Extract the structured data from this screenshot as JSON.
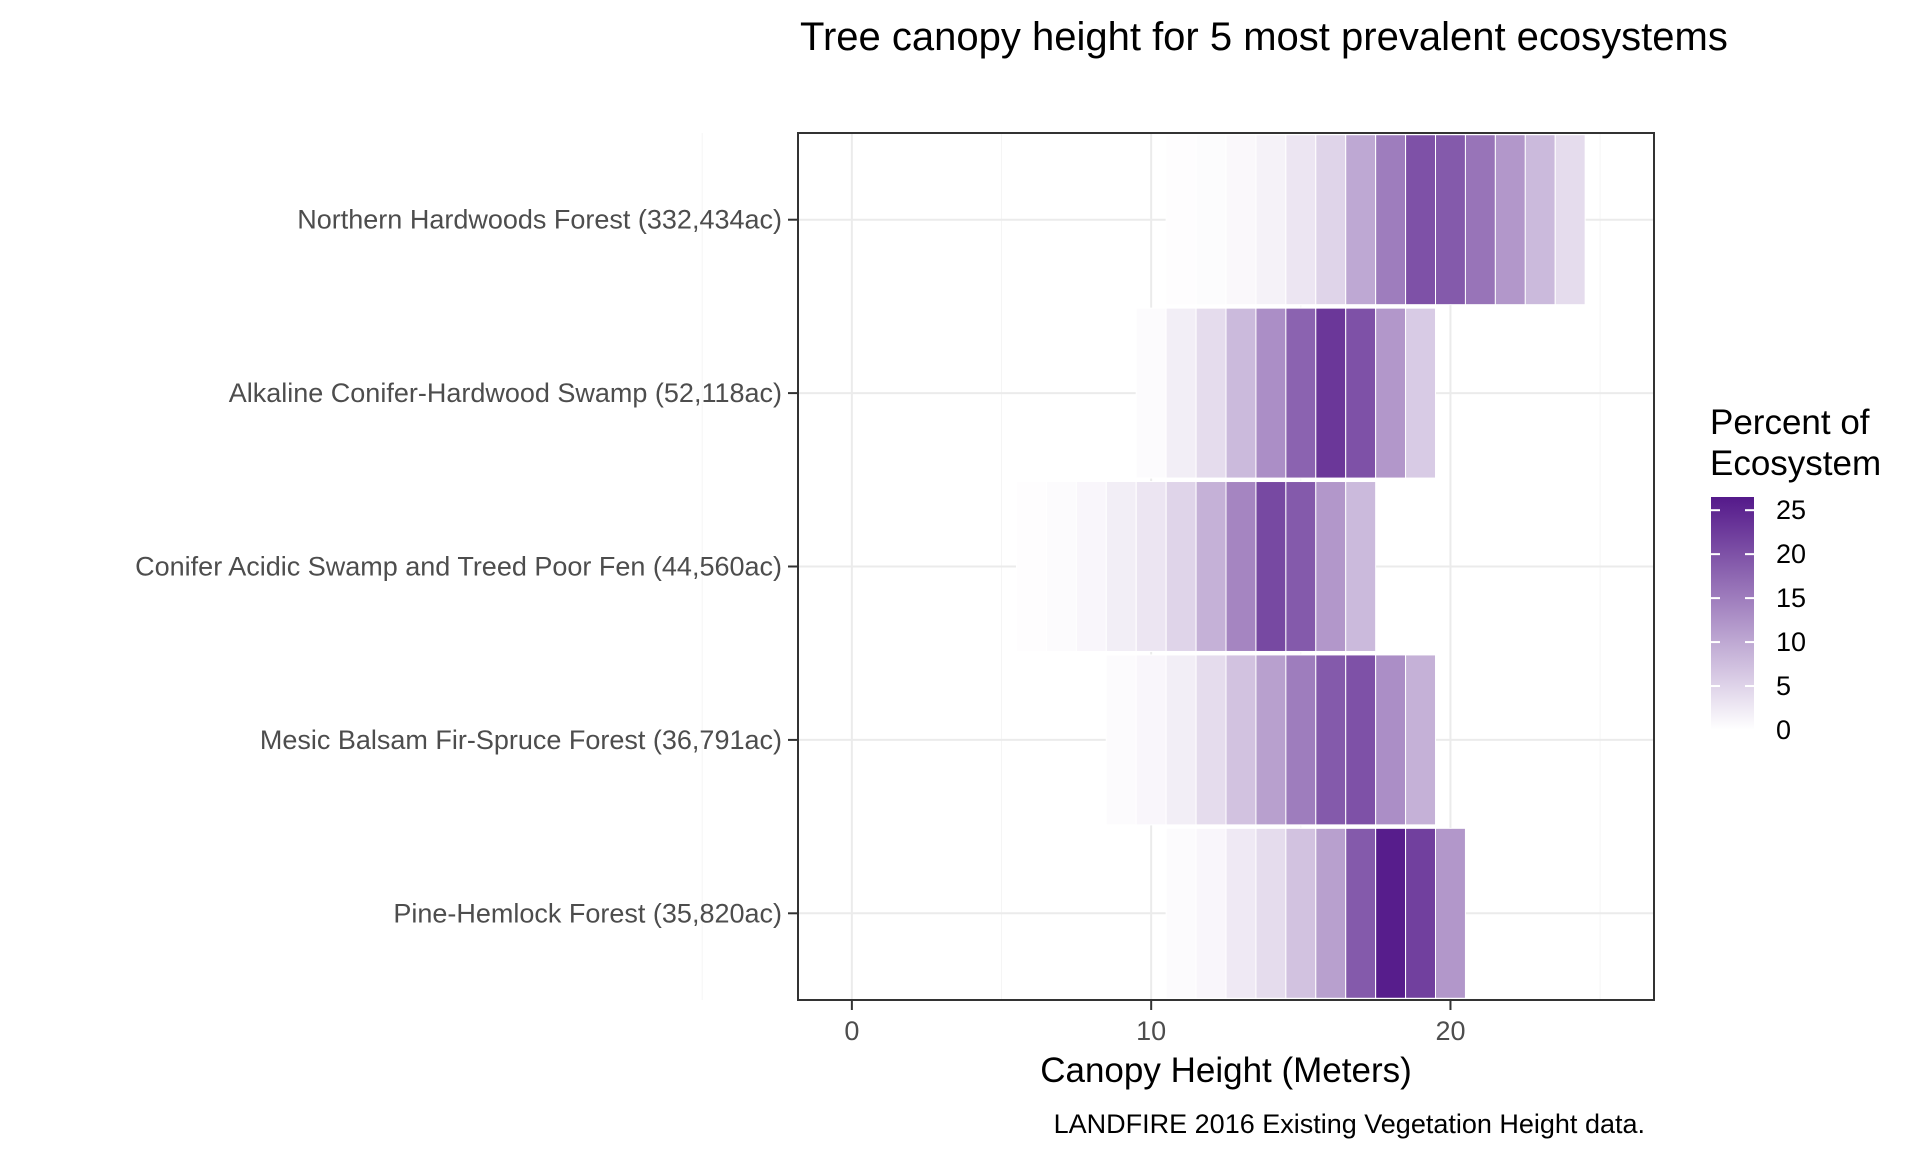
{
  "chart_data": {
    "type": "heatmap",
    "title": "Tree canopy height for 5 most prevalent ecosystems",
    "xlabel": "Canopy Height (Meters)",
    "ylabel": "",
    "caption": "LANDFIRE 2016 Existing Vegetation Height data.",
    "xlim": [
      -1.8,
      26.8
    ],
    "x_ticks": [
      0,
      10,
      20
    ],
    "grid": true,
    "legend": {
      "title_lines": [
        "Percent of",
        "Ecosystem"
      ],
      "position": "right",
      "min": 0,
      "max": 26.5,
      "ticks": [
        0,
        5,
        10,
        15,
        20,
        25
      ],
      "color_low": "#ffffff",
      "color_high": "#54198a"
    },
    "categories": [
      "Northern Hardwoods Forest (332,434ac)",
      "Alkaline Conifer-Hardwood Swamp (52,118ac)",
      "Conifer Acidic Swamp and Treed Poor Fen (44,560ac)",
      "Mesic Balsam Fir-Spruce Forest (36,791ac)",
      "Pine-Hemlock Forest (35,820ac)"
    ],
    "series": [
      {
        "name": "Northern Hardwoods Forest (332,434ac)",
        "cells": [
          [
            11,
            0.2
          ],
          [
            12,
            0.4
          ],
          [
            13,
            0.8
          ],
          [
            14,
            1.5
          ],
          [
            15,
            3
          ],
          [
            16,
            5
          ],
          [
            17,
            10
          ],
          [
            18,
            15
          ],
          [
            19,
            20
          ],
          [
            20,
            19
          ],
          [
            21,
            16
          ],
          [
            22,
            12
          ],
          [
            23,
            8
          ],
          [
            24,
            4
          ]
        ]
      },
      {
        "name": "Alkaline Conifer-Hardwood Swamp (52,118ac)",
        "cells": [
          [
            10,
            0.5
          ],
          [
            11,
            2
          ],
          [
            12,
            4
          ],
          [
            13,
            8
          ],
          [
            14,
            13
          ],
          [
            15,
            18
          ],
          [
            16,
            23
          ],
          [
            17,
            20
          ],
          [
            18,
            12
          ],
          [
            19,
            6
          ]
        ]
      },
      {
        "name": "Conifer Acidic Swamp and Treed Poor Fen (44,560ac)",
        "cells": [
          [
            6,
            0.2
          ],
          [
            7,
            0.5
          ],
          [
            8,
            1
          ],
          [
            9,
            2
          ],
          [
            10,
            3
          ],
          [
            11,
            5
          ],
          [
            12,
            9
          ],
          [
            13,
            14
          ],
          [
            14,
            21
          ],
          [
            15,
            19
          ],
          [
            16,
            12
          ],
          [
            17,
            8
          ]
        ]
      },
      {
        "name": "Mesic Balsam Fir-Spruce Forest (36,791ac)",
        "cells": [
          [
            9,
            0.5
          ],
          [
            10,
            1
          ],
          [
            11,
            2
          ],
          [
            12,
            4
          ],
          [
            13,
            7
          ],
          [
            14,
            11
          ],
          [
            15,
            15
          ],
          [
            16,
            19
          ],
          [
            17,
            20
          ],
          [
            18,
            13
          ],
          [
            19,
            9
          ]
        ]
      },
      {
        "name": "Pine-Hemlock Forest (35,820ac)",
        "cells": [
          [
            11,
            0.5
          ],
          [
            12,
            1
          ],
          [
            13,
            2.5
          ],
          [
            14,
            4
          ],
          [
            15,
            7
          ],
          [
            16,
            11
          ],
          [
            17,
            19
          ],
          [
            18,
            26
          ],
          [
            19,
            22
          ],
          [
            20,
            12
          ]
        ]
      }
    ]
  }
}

_ _ _ _ _ _ _

GOAL OF THE EXERCISE:
Report how many lines of the data contain the word "Hemlock", using the number alone.

SOLUTION TO THE EXERCISE:
2